# Exercise goal:
Which of the lines below contain the string "color"? Gather every such line, treating uppercase and lowercase as different.

# Record excerpts:

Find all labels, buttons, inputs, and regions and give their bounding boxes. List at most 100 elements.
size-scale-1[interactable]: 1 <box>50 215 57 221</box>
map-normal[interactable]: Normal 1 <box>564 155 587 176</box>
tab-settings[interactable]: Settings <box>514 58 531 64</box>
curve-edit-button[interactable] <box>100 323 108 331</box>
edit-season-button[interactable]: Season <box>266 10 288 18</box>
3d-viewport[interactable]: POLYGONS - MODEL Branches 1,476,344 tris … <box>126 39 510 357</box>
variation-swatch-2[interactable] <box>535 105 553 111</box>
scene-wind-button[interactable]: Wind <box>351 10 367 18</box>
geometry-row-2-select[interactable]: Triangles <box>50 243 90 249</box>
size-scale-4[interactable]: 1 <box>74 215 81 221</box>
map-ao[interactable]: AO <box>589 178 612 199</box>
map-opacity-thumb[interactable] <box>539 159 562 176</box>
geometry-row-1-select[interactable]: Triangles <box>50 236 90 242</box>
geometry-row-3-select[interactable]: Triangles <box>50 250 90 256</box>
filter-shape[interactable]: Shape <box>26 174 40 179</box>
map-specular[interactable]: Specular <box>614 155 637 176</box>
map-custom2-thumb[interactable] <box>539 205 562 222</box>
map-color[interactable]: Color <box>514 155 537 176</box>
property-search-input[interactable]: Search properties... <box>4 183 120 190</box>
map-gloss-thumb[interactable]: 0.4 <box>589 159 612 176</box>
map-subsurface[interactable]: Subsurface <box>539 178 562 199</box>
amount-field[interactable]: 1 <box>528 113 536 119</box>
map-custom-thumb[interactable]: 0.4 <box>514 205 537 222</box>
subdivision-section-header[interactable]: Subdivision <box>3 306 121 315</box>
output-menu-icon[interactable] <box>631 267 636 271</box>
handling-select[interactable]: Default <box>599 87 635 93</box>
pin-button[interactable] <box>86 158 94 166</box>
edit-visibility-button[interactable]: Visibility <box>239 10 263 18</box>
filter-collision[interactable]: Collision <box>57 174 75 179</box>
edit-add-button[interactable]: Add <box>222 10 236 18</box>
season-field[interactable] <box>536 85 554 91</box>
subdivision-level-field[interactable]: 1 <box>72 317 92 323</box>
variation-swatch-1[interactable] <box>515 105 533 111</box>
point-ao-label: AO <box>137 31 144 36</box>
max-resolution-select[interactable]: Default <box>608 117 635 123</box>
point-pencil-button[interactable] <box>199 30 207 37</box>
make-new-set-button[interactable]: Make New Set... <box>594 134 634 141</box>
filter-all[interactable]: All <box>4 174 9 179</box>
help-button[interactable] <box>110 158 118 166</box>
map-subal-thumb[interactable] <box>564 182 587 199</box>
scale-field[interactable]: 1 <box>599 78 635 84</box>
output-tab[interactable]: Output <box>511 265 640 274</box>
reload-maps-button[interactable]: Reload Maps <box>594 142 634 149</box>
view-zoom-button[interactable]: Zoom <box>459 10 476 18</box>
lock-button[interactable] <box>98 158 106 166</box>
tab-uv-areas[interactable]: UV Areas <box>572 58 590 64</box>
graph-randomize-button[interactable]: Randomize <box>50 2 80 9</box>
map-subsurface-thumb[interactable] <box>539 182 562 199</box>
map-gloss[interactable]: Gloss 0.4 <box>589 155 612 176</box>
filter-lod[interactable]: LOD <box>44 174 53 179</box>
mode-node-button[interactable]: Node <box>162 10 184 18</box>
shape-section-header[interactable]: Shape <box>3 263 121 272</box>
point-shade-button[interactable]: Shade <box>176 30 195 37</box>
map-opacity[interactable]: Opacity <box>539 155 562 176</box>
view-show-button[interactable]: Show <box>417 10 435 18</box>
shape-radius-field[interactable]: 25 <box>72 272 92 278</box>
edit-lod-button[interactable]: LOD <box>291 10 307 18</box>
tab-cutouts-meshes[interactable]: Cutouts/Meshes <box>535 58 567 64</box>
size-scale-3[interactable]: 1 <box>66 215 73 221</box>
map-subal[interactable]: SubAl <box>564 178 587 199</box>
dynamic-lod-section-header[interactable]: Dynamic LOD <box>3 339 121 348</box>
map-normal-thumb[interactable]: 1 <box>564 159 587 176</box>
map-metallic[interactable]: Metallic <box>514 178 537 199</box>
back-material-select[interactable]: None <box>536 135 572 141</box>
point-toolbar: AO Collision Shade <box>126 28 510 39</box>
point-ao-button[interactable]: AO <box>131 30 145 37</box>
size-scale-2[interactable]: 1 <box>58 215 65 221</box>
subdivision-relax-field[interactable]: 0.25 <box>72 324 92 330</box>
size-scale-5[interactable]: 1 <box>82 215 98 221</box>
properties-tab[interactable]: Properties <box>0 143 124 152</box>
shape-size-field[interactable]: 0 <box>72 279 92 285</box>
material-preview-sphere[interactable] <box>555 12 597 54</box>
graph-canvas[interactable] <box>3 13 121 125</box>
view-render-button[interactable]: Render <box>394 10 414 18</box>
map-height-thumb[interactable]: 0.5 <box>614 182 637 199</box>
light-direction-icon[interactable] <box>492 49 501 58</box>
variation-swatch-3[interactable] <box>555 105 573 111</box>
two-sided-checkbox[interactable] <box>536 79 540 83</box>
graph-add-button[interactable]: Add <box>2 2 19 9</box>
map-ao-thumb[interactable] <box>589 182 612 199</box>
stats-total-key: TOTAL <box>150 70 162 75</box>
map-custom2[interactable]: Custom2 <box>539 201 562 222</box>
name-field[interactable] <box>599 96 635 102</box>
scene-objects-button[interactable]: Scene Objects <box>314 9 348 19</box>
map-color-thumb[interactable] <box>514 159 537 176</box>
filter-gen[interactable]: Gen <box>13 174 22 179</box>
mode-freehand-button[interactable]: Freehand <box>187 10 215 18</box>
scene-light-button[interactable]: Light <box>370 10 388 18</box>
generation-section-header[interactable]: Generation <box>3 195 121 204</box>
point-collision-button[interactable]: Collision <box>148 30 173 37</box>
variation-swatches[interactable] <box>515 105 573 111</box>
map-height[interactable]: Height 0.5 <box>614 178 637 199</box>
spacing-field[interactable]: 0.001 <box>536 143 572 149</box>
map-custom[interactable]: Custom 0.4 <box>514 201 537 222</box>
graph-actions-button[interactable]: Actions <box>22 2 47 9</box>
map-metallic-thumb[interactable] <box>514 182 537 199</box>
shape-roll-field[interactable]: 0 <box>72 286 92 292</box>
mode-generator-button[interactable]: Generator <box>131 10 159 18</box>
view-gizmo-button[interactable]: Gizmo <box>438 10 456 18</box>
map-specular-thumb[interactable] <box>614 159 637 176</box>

# Reply to the task:
map-color[interactable]: Color <box>514 155 537 176</box>
map-color-thumb[interactable] <box>514 159 537 176</box>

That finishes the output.